- [Task details]: Reproduce every record exactly as it appears, but not the pictures.

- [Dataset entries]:
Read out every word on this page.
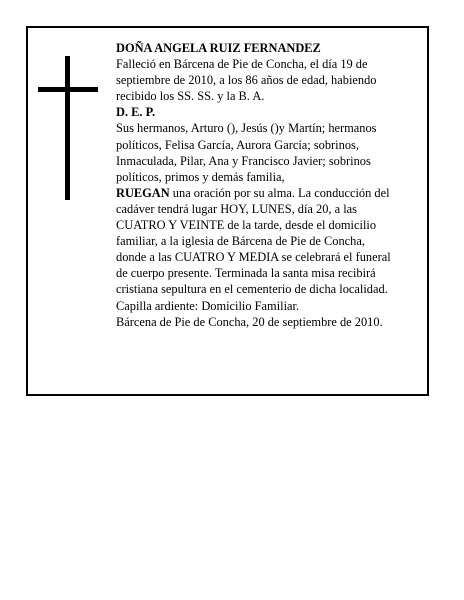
DOÑA ANGELA RUIZ FERNANDEZ

Falleció en Bárcena de Pie de Concha, el día 19 de

septiembre de 2010, a los 86 años de edad, habiendo

recibido los SS. SS. y la B. A.

D. E. P.

Sus hermanos, Arturo (), Jesús ()y Martín; hermanos

políticos, Felisa García, Aurora García; sobrinos,

Inmaculada, Pilar, Ana y Francisco Javier; sobrinos

políticos, primos y demás familia,

RUEGAN una oración por su alma. La conducción del

cadáver tendrá lugar HOY, LUNES, día 20, a las

CUATRO Y VEINTE de la tarde, desde el domicilio

familiar, a la iglesia de Bárcena de Pie de Concha,

donde a las CUATRO Y MEDIA se celebrará el funeral

de cuerpo presente. Terminada la santa misa recibirá

cristiana sepultura en el cementerio de dicha localidad.

Capilla ardiente: Domicilio Familiar.

Bárcena de Pie de Concha, 20 de septiembre de 2010.
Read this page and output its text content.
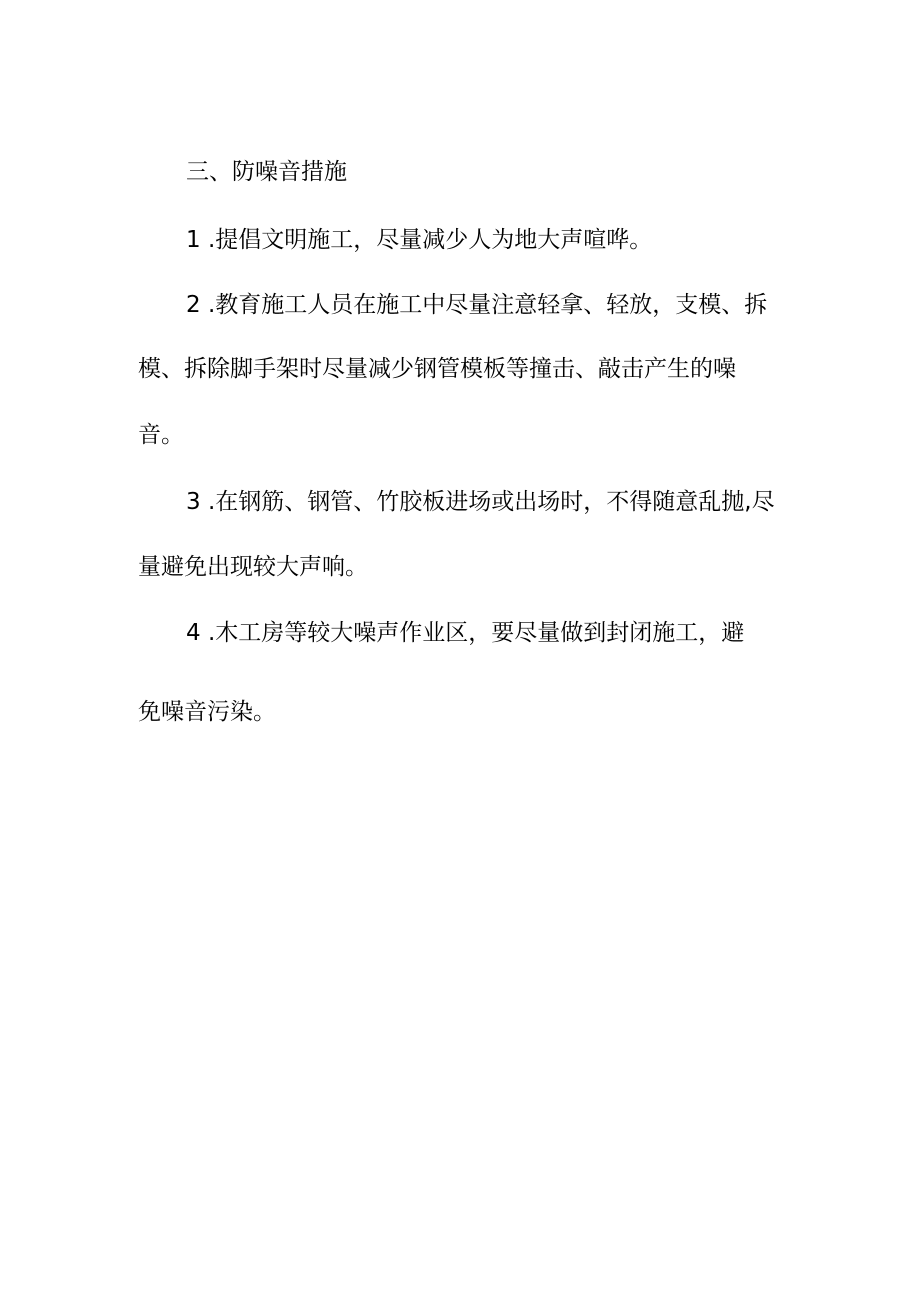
三、防噪音措施
1 .提倡文明施工，尽量减少人为地大声喧哗。
2 .教育施工人员在施工中尽量注意轻拿、轻放，支模、拆
模、拆除脚手架时尽量减少钢管模板等撞击、敲击产生的噪
音。
3 .在钢筋、钢管、竹胶板进场或出场时，不得随意乱抛,尽
量避免出现较大声响。
4 .木工房等较大噪声作业区，要尽量做到封闭施工，避
免噪音污染。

- [Task result]:
Read out every word on this page.
DOÑA ANGELA RUIZ FERNANDEZ

Falleció en Bárcena de Pie de Concha, el día 19 de

septiembre de 2010, a los 86 años de edad, habiendo

recibido los SS. SS. y la B. A.

D. E. P.

Sus hermanos, Arturo (), Jesús ()y Martín; hermanos

políticos, Felisa García, Aurora García; sobrinos,

Inmaculada, Pilar, Ana y Francisco Javier; sobrinos

políticos, primos y demás familia,

RUEGAN una oración por su alma. La conducción del

cadáver tendrá lugar HOY, LUNES, día 20, a las

CUATRO Y VEINTE de la tarde, desde el domicilio

familiar, a la iglesia de Bárcena de Pie de Concha,

donde a las CUATRO Y MEDIA se celebrará el funeral

de cuerpo presente. Terminada la santa misa recibirá

cristiana sepultura en el cementerio de dicha localidad.

Capilla ardiente: Domicilio Familiar.

Bárcena de Pie de Concha, 20 de septiembre de 2010.
Read this page and output its text content.
三、防噪音措施
1 .提倡文明施工，尽量减少人为地大声喧哗。
2 .教育施工人员在施工中尽量注意轻拿、轻放，支模、拆
模、拆除脚手架时尽量减少钢管模板等撞击、敲击产生的噪
音。
3 .在钢筋、钢管、竹胶板进场或出场时，不得随意乱抛,尽
量避免出现较大声响。
4 .木工房等较大噪声作业区，要尽量做到封闭施工，避
免噪音污染。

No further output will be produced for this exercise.